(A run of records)

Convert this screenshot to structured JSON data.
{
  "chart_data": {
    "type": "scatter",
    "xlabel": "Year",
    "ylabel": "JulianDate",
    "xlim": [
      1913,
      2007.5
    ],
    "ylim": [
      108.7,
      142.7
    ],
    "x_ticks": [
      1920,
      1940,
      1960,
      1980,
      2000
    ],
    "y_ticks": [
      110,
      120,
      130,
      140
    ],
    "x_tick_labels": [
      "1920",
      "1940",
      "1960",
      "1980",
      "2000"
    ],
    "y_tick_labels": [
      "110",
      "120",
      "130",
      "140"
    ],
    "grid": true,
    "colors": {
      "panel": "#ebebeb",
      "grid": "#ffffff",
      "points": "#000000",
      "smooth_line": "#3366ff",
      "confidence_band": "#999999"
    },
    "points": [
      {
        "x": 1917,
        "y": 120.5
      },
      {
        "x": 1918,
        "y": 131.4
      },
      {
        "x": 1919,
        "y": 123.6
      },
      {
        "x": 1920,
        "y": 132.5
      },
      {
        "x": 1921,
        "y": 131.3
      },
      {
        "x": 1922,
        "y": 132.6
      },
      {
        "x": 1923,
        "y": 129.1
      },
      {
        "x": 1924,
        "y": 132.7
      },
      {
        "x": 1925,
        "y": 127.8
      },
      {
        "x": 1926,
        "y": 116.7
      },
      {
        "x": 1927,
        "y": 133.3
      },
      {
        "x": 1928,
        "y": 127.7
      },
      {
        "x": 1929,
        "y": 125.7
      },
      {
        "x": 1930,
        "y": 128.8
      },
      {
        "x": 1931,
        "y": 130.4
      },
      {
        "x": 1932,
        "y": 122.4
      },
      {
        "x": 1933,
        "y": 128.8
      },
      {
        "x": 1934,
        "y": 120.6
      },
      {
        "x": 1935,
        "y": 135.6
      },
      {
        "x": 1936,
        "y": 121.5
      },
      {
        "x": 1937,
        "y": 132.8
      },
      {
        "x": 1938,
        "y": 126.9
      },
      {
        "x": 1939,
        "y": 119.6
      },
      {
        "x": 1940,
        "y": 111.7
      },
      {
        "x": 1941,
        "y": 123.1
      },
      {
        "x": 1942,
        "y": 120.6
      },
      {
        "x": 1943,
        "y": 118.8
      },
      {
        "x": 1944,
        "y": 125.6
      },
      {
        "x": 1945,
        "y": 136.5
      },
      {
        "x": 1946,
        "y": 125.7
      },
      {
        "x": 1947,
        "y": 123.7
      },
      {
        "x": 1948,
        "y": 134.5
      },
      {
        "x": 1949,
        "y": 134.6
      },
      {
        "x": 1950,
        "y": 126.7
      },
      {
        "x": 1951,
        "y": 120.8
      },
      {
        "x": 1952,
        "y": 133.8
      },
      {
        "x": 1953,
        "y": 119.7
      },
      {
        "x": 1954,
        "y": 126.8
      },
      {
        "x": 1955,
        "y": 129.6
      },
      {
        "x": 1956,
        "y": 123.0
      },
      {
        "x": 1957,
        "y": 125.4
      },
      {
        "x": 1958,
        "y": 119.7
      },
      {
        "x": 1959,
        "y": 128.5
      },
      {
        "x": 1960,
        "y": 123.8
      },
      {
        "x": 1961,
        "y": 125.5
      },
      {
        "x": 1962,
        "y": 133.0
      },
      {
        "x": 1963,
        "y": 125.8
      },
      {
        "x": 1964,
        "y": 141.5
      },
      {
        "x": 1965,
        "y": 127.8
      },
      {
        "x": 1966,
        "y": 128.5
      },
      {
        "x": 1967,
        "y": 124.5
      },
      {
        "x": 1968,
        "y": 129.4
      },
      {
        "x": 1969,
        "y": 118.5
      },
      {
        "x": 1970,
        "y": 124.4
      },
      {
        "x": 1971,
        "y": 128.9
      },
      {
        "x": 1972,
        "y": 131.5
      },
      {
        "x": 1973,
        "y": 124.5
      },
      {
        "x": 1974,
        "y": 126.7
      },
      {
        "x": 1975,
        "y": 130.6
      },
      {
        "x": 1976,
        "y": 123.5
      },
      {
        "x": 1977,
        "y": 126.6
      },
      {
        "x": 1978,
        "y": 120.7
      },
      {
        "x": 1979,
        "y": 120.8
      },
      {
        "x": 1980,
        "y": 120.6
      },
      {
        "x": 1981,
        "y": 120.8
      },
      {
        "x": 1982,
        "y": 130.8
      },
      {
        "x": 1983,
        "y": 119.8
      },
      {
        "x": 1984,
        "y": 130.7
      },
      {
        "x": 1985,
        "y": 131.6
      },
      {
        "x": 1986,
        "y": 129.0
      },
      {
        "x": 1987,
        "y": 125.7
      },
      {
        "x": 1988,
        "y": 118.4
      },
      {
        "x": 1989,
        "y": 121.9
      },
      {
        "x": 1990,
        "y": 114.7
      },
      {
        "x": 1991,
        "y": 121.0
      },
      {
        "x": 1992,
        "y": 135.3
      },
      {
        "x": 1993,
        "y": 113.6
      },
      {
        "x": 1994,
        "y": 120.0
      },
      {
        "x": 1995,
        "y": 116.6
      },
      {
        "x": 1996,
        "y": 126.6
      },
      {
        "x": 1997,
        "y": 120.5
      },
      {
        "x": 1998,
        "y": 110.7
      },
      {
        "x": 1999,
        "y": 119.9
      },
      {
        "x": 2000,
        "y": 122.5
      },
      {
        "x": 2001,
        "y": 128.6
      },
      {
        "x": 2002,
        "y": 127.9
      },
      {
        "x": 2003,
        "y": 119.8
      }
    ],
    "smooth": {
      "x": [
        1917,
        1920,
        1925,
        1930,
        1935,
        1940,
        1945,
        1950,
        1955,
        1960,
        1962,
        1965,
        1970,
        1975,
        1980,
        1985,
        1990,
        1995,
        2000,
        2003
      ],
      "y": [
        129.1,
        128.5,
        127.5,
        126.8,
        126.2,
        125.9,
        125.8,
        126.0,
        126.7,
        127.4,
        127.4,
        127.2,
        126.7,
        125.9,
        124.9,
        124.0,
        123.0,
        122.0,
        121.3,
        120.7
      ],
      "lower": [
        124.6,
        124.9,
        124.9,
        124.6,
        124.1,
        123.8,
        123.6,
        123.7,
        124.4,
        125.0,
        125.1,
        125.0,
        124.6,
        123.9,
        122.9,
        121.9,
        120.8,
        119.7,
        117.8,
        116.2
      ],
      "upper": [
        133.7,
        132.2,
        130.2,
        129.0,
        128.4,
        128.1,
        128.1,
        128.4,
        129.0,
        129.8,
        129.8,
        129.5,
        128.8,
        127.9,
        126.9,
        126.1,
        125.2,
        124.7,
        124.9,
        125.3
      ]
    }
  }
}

* THE TASK
Repeat all the records. Match each line exactly.

* SOLUTION
Convert this screenshot to structured JSON data.
{
  "chart_data": {
    "type": "scatter",
    "xlabel": "Year",
    "ylabel": "JulianDate",
    "xlim": [
      1913,
      2007.5
    ],
    "ylim": [
      108.7,
      142.7
    ],
    "x_ticks": [
      1920,
      1940,
      1960,
      1980,
      2000
    ],
    "y_ticks": [
      110,
      120,
      130,
      140
    ],
    "x_tick_labels": [
      "1920",
      "1940",
      "1960",
      "1980",
      "2000"
    ],
    "y_tick_labels": [
      "110",
      "120",
      "130",
      "140"
    ],
    "grid": true,
    "colors": {
      "panel": "#ebebeb",
      "grid": "#ffffff",
      "points": "#000000",
      "smooth_line": "#3366ff",
      "confidence_band": "#999999"
    },
    "points": [
      {
        "x": 1917,
        "y": 120.5
      },
      {
        "x": 1918,
        "y": 131.4
      },
      {
        "x": 1919,
        "y": 123.6
      },
      {
        "x": 1920,
        "y": 132.5
      },
      {
        "x": 1921,
        "y": 131.3
      },
      {
        "x": 1922,
        "y": 132.6
      },
      {
        "x": 1923,
        "y": 129.1
      },
      {
        "x": 1924,
        "y": 132.7
      },
      {
        "x": 1925,
        "y": 127.8
      },
      {
        "x": 1926,
        "y": 116.7
      },
      {
        "x": 1927,
        "y": 133.3
      },
      {
        "x": 1928,
        "y": 127.7
      },
      {
        "x": 1929,
        "y": 125.7
      },
      {
        "x": 1930,
        "y": 128.8
      },
      {
        "x": 1931,
        "y": 130.4
      },
      {
        "x": 1932,
        "y": 122.4
      },
      {
        "x": 1933,
        "y": 128.8
      },
      {
        "x": 1934,
        "y": 120.6
      },
      {
        "x": 1935,
        "y": 135.6
      },
      {
        "x": 1936,
        "y": 121.5
      },
      {
        "x": 1937,
        "y": 132.8
      },
      {
        "x": 1938,
        "y": 126.9
      },
      {
        "x": 1939,
        "y": 119.6
      },
      {
        "x": 1940,
        "y": 111.7
      },
      {
        "x": 1941,
        "y": 123.1
      },
      {
        "x": 1942,
        "y": 120.6
      },
      {
        "x": 1943,
        "y": 118.8
      },
      {
        "x": 1944,
        "y": 125.6
      },
      {
        "x": 1945,
        "y": 136.5
      },
      {
        "x": 1946,
        "y": 125.7
      },
      {
        "x": 1947,
        "y": 123.7
      },
      {
        "x": 1948,
        "y": 134.5
      },
      {
        "x": 1949,
        "y": 134.6
      },
      {
        "x": 1950,
        "y": 126.7
      },
      {
        "x": 1951,
        "y": 120.8
      },
      {
        "x": 1952,
        "y": 133.8
      },
      {
        "x": 1953,
        "y": 119.7
      },
      {
        "x": 1954,
        "y": 126.8
      },
      {
        "x": 1955,
        "y": 129.6
      },
      {
        "x": 1956,
        "y": 123.0
      },
      {
        "x": 1957,
        "y": 125.4
      },
      {
        "x": 1958,
        "y": 119.7
      },
      {
        "x": 1959,
        "y": 128.5
      },
      {
        "x": 1960,
        "y": 123.8
      },
      {
        "x": 1961,
        "y": 125.5
      },
      {
        "x": 1962,
        "y": 133.0
      },
      {
        "x": 1963,
        "y": 125.8
      },
      {
        "x": 1964,
        "y": 141.5
      },
      {
        "x": 1965,
        "y": 127.8
      },
      {
        "x": 1966,
        "y": 128.5
      },
      {
        "x": 1967,
        "y": 124.5
      },
      {
        "x": 1968,
        "y": 129.4
      },
      {
        "x": 1969,
        "y": 118.5
      },
      {
        "x": 1970,
        "y": 124.4
      },
      {
        "x": 1971,
        "y": 128.9
      },
      {
        "x": 1972,
        "y": 131.5
      },
      {
        "x": 1973,
        "y": 124.5
      },
      {
        "x": 1974,
        "y": 126.7
      },
      {
        "x": 1975,
        "y": 130.6
      },
      {
        "x": 1976,
        "y": 123.5
      },
      {
        "x": 1977,
        "y": 126.6
      },
      {
        "x": 1978,
        "y": 120.7
      },
      {
        "x": 1979,
        "y": 120.8
      },
      {
        "x": 1980,
        "y": 120.6
      },
      {
        "x": 1981,
        "y": 120.8
      },
      {
        "x": 1982,
        "y": 130.8
      },
      {
        "x": 1983,
        "y": 119.8
      },
      {
        "x": 1984,
        "y": 130.7
      },
      {
        "x": 1985,
        "y": 131.6
      },
      {
        "x": 1986,
        "y": 129.0
      },
      {
        "x": 1987,
        "y": 125.7
      },
      {
        "x": 1988,
        "y": 118.4
      },
      {
        "x": 1989,
        "y": 121.9
      },
      {
        "x": 1990,
        "y": 114.7
      },
      {
        "x": 1991,
        "y": 121.0
      },
      {
        "x": 1992,
        "y": 135.3
      },
      {
        "x": 1993,
        "y": 113.6
      },
      {
        "x": 1994,
        "y": 120.0
      },
      {
        "x": 1995,
        "y": 116.6
      },
      {
        "x": 1996,
        "y": 126.6
      },
      {
        "x": 1997,
        "y": 120.5
      },
      {
        "x": 1998,
        "y": 110.7
      },
      {
        "x": 1999,
        "y": 119.9
      },
      {
        "x": 2000,
        "y": 122.5
      },
      {
        "x": 2001,
        "y": 128.6
      },
      {
        "x": 2002,
        "y": 127.9
      },
      {
        "x": 2003,
        "y": 119.8
      }
    ],
    "smooth": {
      "x": [
        1917,
        1920,
        1925,
        1930,
        1935,
        1940,
        1945,
        1950,
        1955,
        1960,
        1962,
        1965,
        1970,
        1975,
        1980,
        1985,
        1990,
        1995,
        2000,
        2003
      ],
      "y": [
        129.1,
        128.5,
        127.5,
        126.8,
        126.2,
        125.9,
        125.8,
        126.0,
        126.7,
        127.4,
        127.4,
        127.2,
        126.7,
        125.9,
        124.9,
        124.0,
        123.0,
        122.0,
        121.3,
        120.7
      ],
      "lower": [
        124.6,
        124.9,
        124.9,
        124.6,
        124.1,
        123.8,
        123.6,
        123.7,
        124.4,
        125.0,
        125.1,
        125.0,
        124.6,
        123.9,
        122.9,
        121.9,
        120.8,
        119.7,
        117.8,
        116.2
      ],
      "upper": [
        133.7,
        132.2,
        130.2,
        129.0,
        128.4,
        128.1,
        128.1,
        128.4,
        129.0,
        129.8,
        129.8,
        129.5,
        128.8,
        127.9,
        126.9,
        126.1,
        125.2,
        124.7,
        124.9,
        125.3
      ]
    }
  }
}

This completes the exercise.